START
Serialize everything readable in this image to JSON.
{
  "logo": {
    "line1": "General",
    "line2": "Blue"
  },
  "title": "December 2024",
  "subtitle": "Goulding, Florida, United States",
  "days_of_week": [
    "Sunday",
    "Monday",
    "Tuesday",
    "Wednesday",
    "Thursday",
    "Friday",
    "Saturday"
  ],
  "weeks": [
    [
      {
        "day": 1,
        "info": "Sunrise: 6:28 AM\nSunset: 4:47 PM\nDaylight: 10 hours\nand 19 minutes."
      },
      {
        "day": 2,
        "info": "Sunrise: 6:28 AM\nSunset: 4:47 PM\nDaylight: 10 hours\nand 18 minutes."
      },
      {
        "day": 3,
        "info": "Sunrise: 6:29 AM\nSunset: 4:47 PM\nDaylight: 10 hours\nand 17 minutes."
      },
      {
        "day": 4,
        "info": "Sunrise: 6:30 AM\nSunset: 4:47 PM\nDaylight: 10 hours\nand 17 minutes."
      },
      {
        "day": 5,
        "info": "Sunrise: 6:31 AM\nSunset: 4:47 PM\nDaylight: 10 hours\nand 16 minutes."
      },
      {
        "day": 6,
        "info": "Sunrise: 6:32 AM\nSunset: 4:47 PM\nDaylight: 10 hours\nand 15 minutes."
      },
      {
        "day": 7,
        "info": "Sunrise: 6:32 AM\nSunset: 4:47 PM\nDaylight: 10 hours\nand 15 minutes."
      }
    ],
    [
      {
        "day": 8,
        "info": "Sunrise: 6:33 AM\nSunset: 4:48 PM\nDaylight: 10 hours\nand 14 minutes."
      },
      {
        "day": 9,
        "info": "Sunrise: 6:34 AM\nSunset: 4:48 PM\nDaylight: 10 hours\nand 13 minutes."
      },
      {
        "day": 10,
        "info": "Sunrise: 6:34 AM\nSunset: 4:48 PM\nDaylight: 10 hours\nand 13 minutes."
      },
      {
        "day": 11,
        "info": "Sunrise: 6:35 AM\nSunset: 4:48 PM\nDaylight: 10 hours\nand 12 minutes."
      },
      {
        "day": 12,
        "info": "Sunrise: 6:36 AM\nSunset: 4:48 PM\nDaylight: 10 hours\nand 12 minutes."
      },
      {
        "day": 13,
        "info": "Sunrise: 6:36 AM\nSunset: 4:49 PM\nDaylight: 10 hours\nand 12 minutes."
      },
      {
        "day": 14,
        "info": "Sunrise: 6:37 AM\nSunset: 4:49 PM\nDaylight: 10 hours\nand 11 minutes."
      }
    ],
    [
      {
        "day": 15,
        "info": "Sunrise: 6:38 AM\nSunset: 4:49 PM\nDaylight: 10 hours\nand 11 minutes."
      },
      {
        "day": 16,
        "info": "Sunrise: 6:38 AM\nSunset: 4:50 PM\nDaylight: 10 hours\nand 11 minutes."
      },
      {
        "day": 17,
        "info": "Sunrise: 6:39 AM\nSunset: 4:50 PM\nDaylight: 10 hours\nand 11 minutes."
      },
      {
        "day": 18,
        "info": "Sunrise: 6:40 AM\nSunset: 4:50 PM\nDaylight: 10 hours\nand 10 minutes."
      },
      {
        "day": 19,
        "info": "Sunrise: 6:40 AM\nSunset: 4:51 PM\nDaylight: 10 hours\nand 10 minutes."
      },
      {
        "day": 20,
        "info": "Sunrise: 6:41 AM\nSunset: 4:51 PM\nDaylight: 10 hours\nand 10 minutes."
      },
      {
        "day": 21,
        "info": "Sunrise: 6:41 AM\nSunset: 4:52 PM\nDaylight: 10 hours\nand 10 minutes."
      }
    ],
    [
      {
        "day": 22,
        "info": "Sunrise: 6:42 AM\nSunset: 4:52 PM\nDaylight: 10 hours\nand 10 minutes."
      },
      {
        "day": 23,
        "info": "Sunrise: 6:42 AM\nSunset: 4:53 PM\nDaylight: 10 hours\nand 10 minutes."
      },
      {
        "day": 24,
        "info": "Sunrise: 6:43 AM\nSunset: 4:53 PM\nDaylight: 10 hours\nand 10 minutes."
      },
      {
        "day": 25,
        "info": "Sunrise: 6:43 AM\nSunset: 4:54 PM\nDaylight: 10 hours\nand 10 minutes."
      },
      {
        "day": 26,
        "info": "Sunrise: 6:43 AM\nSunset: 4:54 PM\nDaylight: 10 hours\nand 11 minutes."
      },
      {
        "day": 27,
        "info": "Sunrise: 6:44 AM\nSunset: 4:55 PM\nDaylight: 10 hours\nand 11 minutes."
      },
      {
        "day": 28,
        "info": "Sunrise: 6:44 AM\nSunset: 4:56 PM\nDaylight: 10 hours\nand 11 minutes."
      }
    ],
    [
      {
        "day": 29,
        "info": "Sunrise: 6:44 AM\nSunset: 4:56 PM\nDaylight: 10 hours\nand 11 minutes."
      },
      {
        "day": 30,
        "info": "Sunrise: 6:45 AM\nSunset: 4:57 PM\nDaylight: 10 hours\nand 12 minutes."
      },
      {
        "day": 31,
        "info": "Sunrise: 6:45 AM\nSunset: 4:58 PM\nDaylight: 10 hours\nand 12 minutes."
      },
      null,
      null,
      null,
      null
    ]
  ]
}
END
All of the entries must be written out exactly as they stand.

Serialize everything readable in this image to JSON.
{
  "logo": {
    "line1": "General",
    "line2": "Blue"
  },
  "title": "December 2024",
  "subtitle": "Goulding, Florida, United States",
  "days_of_week": [
    "Sunday",
    "Monday",
    "Tuesday",
    "Wednesday",
    "Thursday",
    "Friday",
    "Saturday"
  ],
  "weeks": [
    [
      {
        "day": 1,
        "info": "Sunrise: 6:28 AM\nSunset: 4:47 PM\nDaylight: 10 hours\nand 19 minutes."
      },
      {
        "day": 2,
        "info": "Sunrise: 6:28 AM\nSunset: 4:47 PM\nDaylight: 10 hours\nand 18 minutes."
      },
      {
        "day": 3,
        "info": "Sunrise: 6:29 AM\nSunset: 4:47 PM\nDaylight: 10 hours\nand 17 minutes."
      },
      {
        "day": 4,
        "info": "Sunrise: 6:30 AM\nSunset: 4:47 PM\nDaylight: 10 hours\nand 17 minutes."
      },
      {
        "day": 5,
        "info": "Sunrise: 6:31 AM\nSunset: 4:47 PM\nDaylight: 10 hours\nand 16 minutes."
      },
      {
        "day": 6,
        "info": "Sunrise: 6:32 AM\nSunset: 4:47 PM\nDaylight: 10 hours\nand 15 minutes."
      },
      {
        "day": 7,
        "info": "Sunrise: 6:32 AM\nSunset: 4:47 PM\nDaylight: 10 hours\nand 15 minutes."
      }
    ],
    [
      {
        "day": 8,
        "info": "Sunrise: 6:33 AM\nSunset: 4:48 PM\nDaylight: 10 hours\nand 14 minutes."
      },
      {
        "day": 9,
        "info": "Sunrise: 6:34 AM\nSunset: 4:48 PM\nDaylight: 10 hours\nand 13 minutes."
      },
      {
        "day": 10,
        "info": "Sunrise: 6:34 AM\nSunset: 4:48 PM\nDaylight: 10 hours\nand 13 minutes."
      },
      {
        "day": 11,
        "info": "Sunrise: 6:35 AM\nSunset: 4:48 PM\nDaylight: 10 hours\nand 12 minutes."
      },
      {
        "day": 12,
        "info": "Sunrise: 6:36 AM\nSunset: 4:48 PM\nDaylight: 10 hours\nand 12 minutes."
      },
      {
        "day": 13,
        "info": "Sunrise: 6:36 AM\nSunset: 4:49 PM\nDaylight: 10 hours\nand 12 minutes."
      },
      {
        "day": 14,
        "info": "Sunrise: 6:37 AM\nSunset: 4:49 PM\nDaylight: 10 hours\nand 11 minutes."
      }
    ],
    [
      {
        "day": 15,
        "info": "Sunrise: 6:38 AM\nSunset: 4:49 PM\nDaylight: 10 hours\nand 11 minutes."
      },
      {
        "day": 16,
        "info": "Sunrise: 6:38 AM\nSunset: 4:50 PM\nDaylight: 10 hours\nand 11 minutes."
      },
      {
        "day": 17,
        "info": "Sunrise: 6:39 AM\nSunset: 4:50 PM\nDaylight: 10 hours\nand 11 minutes."
      },
      {
        "day": 18,
        "info": "Sunrise: 6:40 AM\nSunset: 4:50 PM\nDaylight: 10 hours\nand 10 minutes."
      },
      {
        "day": 19,
        "info": "Sunrise: 6:40 AM\nSunset: 4:51 PM\nDaylight: 10 hours\nand 10 minutes."
      },
      {
        "day": 20,
        "info": "Sunrise: 6:41 AM\nSunset: 4:51 PM\nDaylight: 10 hours\nand 10 minutes."
      },
      {
        "day": 21,
        "info": "Sunrise: 6:41 AM\nSunset: 4:52 PM\nDaylight: 10 hours\nand 10 minutes."
      }
    ],
    [
      {
        "day": 22,
        "info": "Sunrise: 6:42 AM\nSunset: 4:52 PM\nDaylight: 10 hours\nand 10 minutes."
      },
      {
        "day": 23,
        "info": "Sunrise: 6:42 AM\nSunset: 4:53 PM\nDaylight: 10 hours\nand 10 minutes."
      },
      {
        "day": 24,
        "info": "Sunrise: 6:43 AM\nSunset: 4:53 PM\nDaylight: 10 hours\nand 10 minutes."
      },
      {
        "day": 25,
        "info": "Sunrise: 6:43 AM\nSunset: 4:54 PM\nDaylight: 10 hours\nand 10 minutes."
      },
      {
        "day": 26,
        "info": "Sunrise: 6:43 AM\nSunset: 4:54 PM\nDaylight: 10 hours\nand 11 minutes."
      },
      {
        "day": 27,
        "info": "Sunrise: 6:44 AM\nSunset: 4:55 PM\nDaylight: 10 hours\nand 11 minutes."
      },
      {
        "day": 28,
        "info": "Sunrise: 6:44 AM\nSunset: 4:56 PM\nDaylight: 10 hours\nand 11 minutes."
      }
    ],
    [
      {
        "day": 29,
        "info": "Sunrise: 6:44 AM\nSunset: 4:56 PM\nDaylight: 10 hours\nand 11 minutes."
      },
      {
        "day": 30,
        "info": "Sunrise: 6:45 AM\nSunset: 4:57 PM\nDaylight: 10 hours\nand 12 minutes."
      },
      {
        "day": 31,
        "info": "Sunrise: 6:45 AM\nSunset: 4:58 PM\nDaylight: 10 hours\nand 12 minutes."
      },
      null,
      null,
      null,
      null
    ]
  ]
}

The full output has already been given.